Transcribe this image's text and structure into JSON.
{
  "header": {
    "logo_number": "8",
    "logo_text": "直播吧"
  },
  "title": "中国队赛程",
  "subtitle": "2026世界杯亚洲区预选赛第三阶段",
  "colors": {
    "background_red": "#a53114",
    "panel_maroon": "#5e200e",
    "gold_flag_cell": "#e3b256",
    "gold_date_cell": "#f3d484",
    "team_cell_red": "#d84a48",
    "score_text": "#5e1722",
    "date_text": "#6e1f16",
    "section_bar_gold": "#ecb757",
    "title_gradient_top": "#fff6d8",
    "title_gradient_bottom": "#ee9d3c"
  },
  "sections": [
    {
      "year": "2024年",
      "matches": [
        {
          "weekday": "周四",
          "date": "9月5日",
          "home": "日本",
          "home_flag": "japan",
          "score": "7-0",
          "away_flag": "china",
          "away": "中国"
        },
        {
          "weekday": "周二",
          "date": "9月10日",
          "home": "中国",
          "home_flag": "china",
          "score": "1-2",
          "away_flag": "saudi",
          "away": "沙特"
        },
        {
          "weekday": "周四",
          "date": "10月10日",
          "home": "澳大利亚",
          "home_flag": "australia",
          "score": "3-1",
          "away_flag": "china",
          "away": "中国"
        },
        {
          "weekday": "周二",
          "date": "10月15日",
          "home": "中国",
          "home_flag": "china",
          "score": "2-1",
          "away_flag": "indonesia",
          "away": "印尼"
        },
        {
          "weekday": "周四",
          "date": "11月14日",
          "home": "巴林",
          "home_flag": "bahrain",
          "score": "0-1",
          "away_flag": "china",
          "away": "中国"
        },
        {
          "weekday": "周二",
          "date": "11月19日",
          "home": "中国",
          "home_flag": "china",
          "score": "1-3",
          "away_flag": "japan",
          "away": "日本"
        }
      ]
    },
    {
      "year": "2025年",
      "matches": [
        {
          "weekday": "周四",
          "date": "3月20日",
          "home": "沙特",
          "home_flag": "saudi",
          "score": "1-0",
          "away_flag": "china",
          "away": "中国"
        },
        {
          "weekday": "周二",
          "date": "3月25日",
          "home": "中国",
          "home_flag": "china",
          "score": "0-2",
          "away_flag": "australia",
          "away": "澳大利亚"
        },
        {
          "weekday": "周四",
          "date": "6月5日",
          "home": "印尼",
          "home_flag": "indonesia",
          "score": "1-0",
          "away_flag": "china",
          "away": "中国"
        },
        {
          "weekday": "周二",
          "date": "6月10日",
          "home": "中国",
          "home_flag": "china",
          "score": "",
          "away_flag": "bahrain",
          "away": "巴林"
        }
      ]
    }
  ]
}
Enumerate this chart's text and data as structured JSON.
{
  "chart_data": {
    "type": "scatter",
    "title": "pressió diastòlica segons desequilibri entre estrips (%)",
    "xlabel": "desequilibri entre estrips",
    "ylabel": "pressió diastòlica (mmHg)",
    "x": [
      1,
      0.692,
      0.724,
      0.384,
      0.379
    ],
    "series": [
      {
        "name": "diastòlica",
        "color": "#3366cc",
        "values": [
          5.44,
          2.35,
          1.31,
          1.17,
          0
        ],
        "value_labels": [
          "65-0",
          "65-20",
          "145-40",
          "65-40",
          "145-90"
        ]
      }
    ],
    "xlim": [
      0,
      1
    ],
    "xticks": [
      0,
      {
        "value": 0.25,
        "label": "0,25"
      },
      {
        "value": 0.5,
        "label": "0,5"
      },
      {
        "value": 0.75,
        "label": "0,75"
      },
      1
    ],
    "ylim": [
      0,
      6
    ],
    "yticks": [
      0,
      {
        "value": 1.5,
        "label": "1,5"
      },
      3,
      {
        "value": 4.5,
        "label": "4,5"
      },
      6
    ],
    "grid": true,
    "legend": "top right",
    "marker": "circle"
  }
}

...

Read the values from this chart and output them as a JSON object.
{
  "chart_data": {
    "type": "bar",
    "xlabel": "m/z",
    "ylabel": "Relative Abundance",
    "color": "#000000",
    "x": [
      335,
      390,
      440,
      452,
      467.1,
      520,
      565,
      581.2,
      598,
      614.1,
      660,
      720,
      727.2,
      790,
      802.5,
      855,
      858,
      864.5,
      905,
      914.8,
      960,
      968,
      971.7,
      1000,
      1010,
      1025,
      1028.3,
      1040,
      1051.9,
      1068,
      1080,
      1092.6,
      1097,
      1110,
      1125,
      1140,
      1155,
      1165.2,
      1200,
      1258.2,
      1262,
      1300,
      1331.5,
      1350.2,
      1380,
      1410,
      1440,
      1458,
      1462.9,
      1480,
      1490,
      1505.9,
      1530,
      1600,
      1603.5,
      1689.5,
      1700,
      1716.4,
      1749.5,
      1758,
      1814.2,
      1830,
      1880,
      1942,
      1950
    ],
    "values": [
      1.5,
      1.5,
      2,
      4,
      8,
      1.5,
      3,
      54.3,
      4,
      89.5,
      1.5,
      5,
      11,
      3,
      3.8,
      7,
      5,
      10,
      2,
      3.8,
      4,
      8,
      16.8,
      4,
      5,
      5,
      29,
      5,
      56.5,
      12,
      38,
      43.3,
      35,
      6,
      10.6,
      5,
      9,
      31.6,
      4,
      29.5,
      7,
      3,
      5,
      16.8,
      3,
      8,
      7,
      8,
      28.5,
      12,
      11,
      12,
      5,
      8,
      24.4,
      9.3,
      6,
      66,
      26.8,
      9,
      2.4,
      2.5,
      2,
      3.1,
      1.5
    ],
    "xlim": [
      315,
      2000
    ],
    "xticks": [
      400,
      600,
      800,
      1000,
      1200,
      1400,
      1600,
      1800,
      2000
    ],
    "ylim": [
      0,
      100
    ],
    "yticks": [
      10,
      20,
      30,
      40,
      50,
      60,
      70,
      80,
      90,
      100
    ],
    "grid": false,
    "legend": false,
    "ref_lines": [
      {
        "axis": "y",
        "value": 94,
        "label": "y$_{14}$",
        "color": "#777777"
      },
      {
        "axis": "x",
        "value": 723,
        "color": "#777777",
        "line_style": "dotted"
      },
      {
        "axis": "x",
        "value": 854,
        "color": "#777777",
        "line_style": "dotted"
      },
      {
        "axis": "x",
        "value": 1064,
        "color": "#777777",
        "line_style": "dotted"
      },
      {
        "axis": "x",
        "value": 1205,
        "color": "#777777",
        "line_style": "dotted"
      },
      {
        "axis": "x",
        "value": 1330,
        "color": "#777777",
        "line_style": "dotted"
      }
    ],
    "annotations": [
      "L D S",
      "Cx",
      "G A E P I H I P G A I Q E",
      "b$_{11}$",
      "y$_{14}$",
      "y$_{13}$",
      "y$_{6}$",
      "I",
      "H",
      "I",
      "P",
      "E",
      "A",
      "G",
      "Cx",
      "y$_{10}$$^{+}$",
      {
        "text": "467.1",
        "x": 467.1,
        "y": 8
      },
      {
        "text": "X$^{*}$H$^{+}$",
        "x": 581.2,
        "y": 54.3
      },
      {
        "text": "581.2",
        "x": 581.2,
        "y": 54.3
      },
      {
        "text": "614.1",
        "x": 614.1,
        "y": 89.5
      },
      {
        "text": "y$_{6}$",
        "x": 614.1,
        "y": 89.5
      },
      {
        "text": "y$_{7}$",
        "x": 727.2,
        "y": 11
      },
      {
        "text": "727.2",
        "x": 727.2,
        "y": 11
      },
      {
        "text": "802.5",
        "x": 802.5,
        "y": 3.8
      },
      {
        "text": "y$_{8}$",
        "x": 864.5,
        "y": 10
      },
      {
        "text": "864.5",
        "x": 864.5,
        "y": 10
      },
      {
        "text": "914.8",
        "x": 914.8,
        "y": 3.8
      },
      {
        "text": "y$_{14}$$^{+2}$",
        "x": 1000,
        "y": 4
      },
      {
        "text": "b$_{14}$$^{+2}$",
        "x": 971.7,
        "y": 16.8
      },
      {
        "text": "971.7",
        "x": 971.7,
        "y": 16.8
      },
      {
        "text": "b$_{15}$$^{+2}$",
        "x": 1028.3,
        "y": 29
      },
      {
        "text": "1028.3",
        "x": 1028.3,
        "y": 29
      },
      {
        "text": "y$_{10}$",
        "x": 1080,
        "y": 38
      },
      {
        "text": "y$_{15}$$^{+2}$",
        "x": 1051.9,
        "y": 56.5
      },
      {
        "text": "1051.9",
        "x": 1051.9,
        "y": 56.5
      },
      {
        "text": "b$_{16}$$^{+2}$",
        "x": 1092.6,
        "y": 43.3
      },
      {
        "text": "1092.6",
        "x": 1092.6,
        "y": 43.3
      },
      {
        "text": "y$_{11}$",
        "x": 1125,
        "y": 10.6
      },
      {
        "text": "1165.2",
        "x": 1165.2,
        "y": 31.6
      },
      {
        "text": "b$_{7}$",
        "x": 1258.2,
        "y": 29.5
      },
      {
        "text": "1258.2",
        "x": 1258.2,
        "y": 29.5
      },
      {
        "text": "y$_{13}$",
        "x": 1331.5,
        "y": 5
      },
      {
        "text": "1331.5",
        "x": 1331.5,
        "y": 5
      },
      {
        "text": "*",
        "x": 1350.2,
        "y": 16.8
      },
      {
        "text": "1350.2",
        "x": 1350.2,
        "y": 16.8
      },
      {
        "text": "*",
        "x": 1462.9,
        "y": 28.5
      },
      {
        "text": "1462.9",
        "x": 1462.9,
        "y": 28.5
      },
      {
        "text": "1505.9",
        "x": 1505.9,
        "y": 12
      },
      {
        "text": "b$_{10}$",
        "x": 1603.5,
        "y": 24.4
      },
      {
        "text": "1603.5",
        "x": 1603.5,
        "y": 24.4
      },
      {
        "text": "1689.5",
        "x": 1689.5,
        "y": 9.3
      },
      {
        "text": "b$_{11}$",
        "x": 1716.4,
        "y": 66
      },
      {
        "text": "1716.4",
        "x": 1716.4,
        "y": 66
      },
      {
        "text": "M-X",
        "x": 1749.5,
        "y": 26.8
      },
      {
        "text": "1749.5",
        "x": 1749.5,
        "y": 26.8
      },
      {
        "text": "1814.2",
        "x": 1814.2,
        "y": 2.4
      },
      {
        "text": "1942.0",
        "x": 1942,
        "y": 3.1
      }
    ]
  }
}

§ **GIVEN INSTRUCTION**
Work out how many lines in the records above contain the word "desequilibri", and give only that number.

§ **RESPONSE FOR THIS EXERCISE**
2